> Figure data in JSON:
━━━━━━━━━━━━━━━━━━━━━━━━━━━━━━

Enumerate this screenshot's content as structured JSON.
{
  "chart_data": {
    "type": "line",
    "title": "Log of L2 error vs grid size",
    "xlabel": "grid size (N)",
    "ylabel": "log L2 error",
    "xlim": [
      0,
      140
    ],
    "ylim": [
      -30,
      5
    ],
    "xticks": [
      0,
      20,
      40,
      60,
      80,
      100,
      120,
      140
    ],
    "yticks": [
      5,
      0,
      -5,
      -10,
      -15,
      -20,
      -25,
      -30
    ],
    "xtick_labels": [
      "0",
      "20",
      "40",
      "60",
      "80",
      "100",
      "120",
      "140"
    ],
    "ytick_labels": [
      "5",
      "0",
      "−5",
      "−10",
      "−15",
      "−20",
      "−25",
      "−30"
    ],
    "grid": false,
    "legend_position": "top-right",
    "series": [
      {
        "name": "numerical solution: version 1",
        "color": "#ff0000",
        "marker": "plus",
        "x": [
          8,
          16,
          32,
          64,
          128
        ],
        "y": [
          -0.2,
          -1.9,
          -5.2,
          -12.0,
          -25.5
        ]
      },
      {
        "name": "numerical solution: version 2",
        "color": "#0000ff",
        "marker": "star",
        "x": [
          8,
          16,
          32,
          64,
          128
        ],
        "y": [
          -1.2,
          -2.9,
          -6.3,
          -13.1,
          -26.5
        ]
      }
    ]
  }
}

━━━━━━━━━━━━━━━━━━━━━━━━━━━━━━

> Exercise goal: All of the entries must be quoted exactly; please include each one.

> Answer for this exercise:
Enumerate this screenshot's content as structured JSON.
{
  "chart_data": {
    "type": "line",
    "title": "Log of L2 error vs grid size",
    "xlabel": "grid size (N)",
    "ylabel": "log L2 error",
    "xlim": [
      0,
      140
    ],
    "ylim": [
      -30,
      5
    ],
    "xticks": [
      0,
      20,
      40,
      60,
      80,
      100,
      120,
      140
    ],
    "yticks": [
      5,
      0,
      -5,
      -10,
      -15,
      -20,
      -25,
      -30
    ],
    "xtick_labels": [
      "0",
      "20",
      "40",
      "60",
      "80",
      "100",
      "120",
      "140"
    ],
    "ytick_labels": [
      "5",
      "0",
      "−5",
      "−10",
      "−15",
      "−20",
      "−25",
      "−30"
    ],
    "grid": false,
    "legend_position": "top-right",
    "series": [
      {
        "name": "numerical solution: version 1",
        "color": "#ff0000",
        "marker": "plus",
        "x": [
          8,
          16,
          32,
          64,
          128
        ],
        "y": [
          -0.2,
          -1.9,
          -5.2,
          -12.0,
          -25.5
        ]
      },
      {
        "name": "numerical solution: version 2",
        "color": "#0000ff",
        "marker": "star",
        "x": [
          8,
          16,
          32,
          64,
          128
        ],
        "y": [
          -1.2,
          -2.9,
          -6.3,
          -13.1,
          -26.5
        ]
      }
    ]
  }
}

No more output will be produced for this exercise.